* Start Data rows *

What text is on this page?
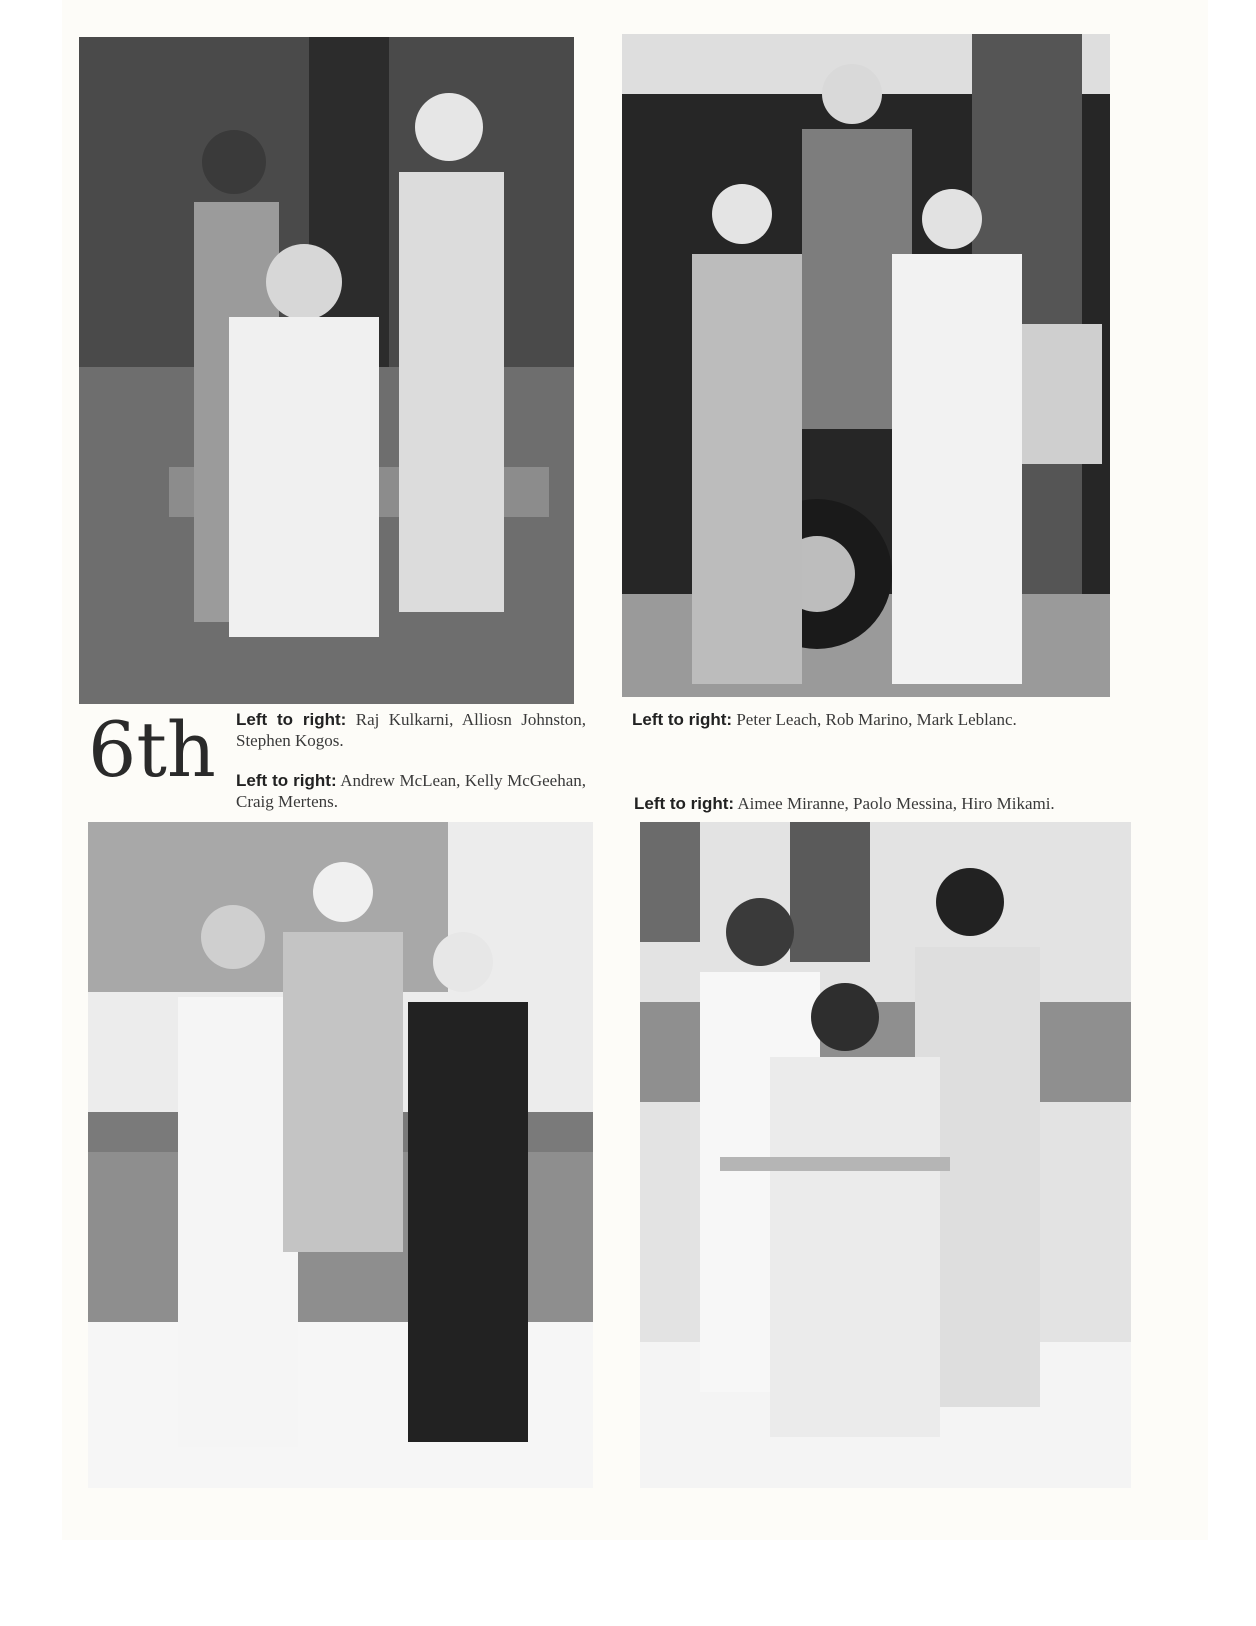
6th Left to right: Raj Kulkarni, Alliosn Johnston, Stephen Kogos.
Left to right: Andrew McLean, Kelly McGeehan, Craig Mertens.
Left to right: Peter Leach, Rob Marino, Mark Leblanc.
Left to right: Aimee Miranne, Paolo Messina, Hiro Mikami.
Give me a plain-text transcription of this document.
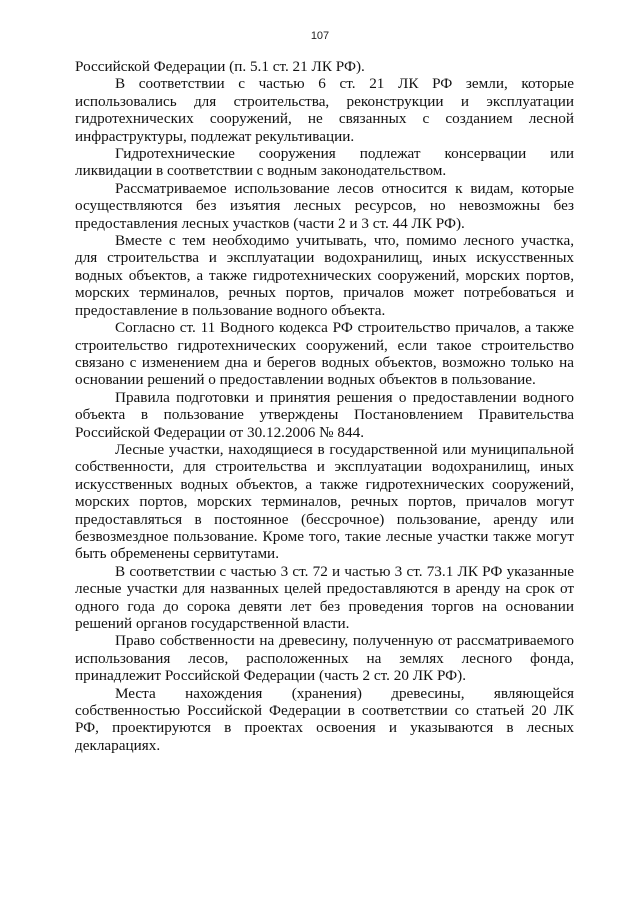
107

Российской Федерации (п. 5.1 ст. 21 ЛК РФ).

В соответствии с частью 6 ст. 21 ЛК РФ земли, которые использовались для строительства, реконструкции и эксплуатации гидротехнических сооружений, не связанных с созданием лесной инфраструктуры, подлежат рекультивации.

Гидротехнические сооружения подлежат консервации или ликвидации в соответствии с водным законодательством.

Рассматриваемое использование лесов относится к видам, которые осуществляются без изъятия лесных ресурсов, но невозможны без предоставления лесных участков (части 2 и 3 ст. 44 ЛК РФ).

Вместе с тем необходимо учитывать, что, помимо лесного участка, для строительства и эксплуатации водохранилищ, иных искусственных водных объектов, а также гидротехнических сооружений, морских портов, морских терминалов, речных портов, причалов может потребоваться и предоставление в пользование водного объекта.

Согласно ст. 11 Водного кодекса РФ строительство причалов, а также строительство гидротехнических сооружений, если такое строительство связано с изменением дна и берегов водных объектов, возможно только на основании решений о предоставлении водных объектов в пользование.

Правила подготовки и принятия решения о предоставлении водного объекта в пользование утверждены Постановлением Правительства Российской Федерации от 30.12.2006 № 844.

Лесные участки, находящиеся в государственной или муниципальной собственности, для строительства и эксплуатации водохранилищ, иных искусственных водных объектов, а также гидротехнических сооружений, морских портов, морских терминалов, речных портов, причалов могут предоставляться в постоянное (бессрочное) пользование, аренду или безвозмездное пользование. Кроме того, такие лесные участки также могут быть обременены сервитутами.

В соответствии с частью 3 ст. 72 и частью 3 ст. 73.1 ЛК РФ указанные лесные участки для названных целей предоставляются в аренду на срок от одного года до сорока девяти лет без проведения торгов на основании решений органов государственной власти.

Право собственности на древесину, полученную от рассматриваемого использования лесов, расположенных на землях лесного фонда, принадлежит Российской Федерации (часть 2 ст. 20 ЛК РФ).

Места нахождения (хранения) древесины, являющейся собственностью Российской Федерации в соответствии со статьей 20 ЛК РФ, проектируются в проектах освоения и указываются в лесных декларациях.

* End Data rows *

### Task requirements
Which lines contain the word "this"? Return each of them.

### Exercise result
What text is on this page?
Give me a plain-text transcription of this document.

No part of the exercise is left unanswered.